## SET PROBLEM:
Below are entries; tally how many lines hold the string "Cooling" and answer with only that figure.

## DATA PROVIDED:
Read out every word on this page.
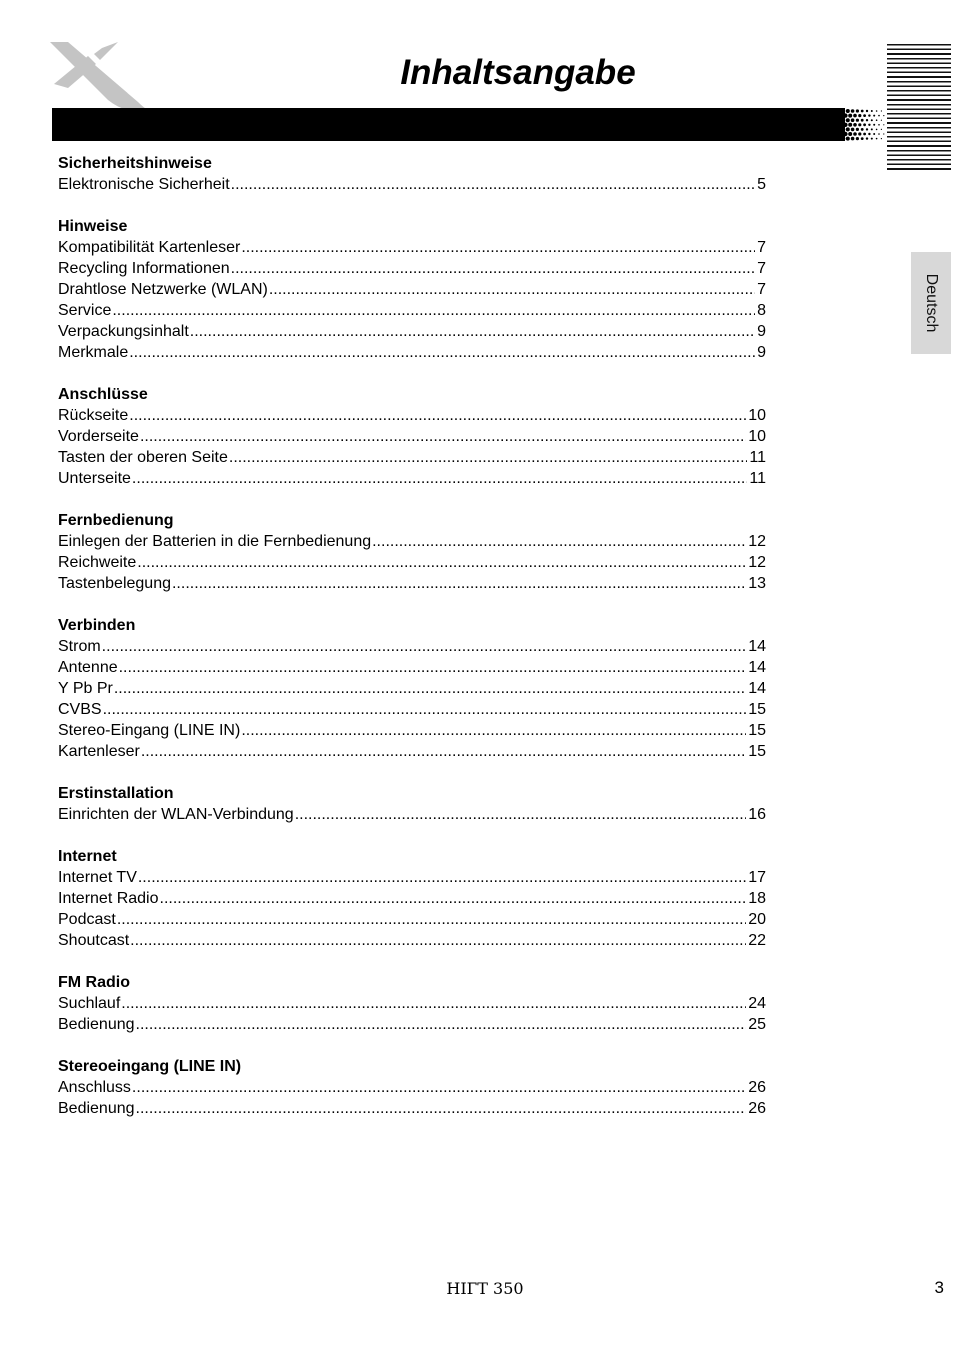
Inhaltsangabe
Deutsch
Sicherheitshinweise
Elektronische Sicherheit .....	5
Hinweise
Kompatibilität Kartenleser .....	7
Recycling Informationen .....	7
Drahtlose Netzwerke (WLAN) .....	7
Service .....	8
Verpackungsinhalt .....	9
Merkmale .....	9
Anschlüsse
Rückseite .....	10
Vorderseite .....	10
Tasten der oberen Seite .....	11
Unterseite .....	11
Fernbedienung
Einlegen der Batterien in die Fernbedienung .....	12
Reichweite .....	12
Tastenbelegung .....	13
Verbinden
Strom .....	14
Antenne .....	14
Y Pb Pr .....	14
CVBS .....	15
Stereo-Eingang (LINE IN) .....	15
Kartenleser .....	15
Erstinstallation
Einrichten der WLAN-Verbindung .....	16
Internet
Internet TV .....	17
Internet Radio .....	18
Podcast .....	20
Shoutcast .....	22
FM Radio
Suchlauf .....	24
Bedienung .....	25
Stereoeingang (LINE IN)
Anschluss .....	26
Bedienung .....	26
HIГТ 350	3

---

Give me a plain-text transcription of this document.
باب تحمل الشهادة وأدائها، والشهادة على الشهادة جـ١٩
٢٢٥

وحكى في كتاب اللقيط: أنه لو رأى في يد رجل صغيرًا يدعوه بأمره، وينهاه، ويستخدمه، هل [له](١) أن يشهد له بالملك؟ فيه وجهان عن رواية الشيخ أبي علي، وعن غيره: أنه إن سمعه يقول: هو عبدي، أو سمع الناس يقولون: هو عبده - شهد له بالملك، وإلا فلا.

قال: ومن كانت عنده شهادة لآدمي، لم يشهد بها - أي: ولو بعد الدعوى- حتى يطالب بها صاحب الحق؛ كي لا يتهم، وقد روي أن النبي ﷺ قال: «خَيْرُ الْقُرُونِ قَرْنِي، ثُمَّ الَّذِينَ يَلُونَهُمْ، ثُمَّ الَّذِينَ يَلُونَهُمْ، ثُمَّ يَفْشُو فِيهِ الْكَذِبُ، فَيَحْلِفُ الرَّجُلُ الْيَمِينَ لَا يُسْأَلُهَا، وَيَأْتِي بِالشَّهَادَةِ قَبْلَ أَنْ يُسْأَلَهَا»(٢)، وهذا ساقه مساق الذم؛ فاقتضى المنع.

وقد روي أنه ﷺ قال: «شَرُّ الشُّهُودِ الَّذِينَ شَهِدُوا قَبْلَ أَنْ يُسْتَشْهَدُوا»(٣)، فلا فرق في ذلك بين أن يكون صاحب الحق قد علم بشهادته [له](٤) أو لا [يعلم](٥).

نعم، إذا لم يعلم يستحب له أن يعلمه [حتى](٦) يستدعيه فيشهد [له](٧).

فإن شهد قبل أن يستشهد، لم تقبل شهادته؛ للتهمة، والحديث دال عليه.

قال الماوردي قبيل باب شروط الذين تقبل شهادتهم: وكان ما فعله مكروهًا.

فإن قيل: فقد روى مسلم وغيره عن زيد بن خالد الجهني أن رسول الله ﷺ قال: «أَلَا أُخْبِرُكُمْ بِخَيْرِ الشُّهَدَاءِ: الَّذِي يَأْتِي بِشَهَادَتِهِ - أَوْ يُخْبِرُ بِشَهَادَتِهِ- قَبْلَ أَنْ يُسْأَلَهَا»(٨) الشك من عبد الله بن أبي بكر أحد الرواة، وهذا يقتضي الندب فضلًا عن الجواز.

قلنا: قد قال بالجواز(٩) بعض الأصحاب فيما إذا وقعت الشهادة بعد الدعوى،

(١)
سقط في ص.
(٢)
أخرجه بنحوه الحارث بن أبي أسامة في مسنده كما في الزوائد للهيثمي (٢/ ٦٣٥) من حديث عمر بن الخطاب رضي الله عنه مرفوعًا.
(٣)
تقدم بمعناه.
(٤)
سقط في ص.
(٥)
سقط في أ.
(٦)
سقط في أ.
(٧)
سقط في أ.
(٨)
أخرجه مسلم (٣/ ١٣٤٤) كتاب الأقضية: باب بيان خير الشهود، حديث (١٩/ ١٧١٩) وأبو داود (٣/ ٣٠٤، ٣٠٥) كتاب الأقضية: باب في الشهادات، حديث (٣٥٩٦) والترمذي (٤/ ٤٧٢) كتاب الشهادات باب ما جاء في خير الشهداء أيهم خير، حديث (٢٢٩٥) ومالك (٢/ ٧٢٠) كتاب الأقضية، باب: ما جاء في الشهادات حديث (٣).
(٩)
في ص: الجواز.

* * *

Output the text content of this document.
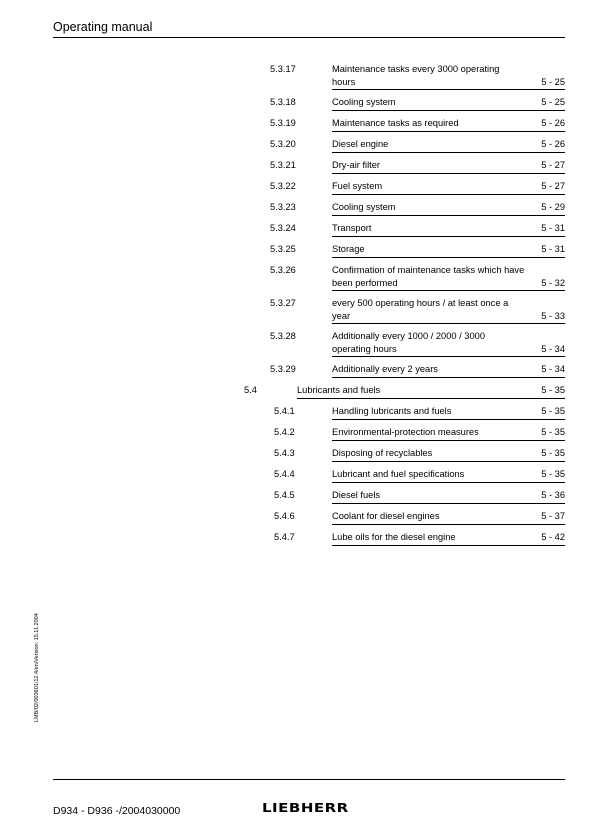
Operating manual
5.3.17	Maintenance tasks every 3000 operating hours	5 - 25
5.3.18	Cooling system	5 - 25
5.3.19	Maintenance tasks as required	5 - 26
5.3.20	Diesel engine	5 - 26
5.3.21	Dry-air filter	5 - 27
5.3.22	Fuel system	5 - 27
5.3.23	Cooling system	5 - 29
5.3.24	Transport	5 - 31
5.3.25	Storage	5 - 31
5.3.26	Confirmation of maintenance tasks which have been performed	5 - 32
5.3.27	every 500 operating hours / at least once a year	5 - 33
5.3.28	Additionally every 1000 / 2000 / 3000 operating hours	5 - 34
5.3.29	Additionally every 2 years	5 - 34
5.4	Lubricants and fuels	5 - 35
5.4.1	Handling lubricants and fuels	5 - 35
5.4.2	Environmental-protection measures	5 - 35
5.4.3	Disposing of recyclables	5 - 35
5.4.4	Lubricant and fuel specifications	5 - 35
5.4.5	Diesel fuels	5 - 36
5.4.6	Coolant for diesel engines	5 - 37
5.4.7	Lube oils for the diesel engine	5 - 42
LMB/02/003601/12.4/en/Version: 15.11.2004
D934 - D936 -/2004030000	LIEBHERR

## TASK RESPONSE:
2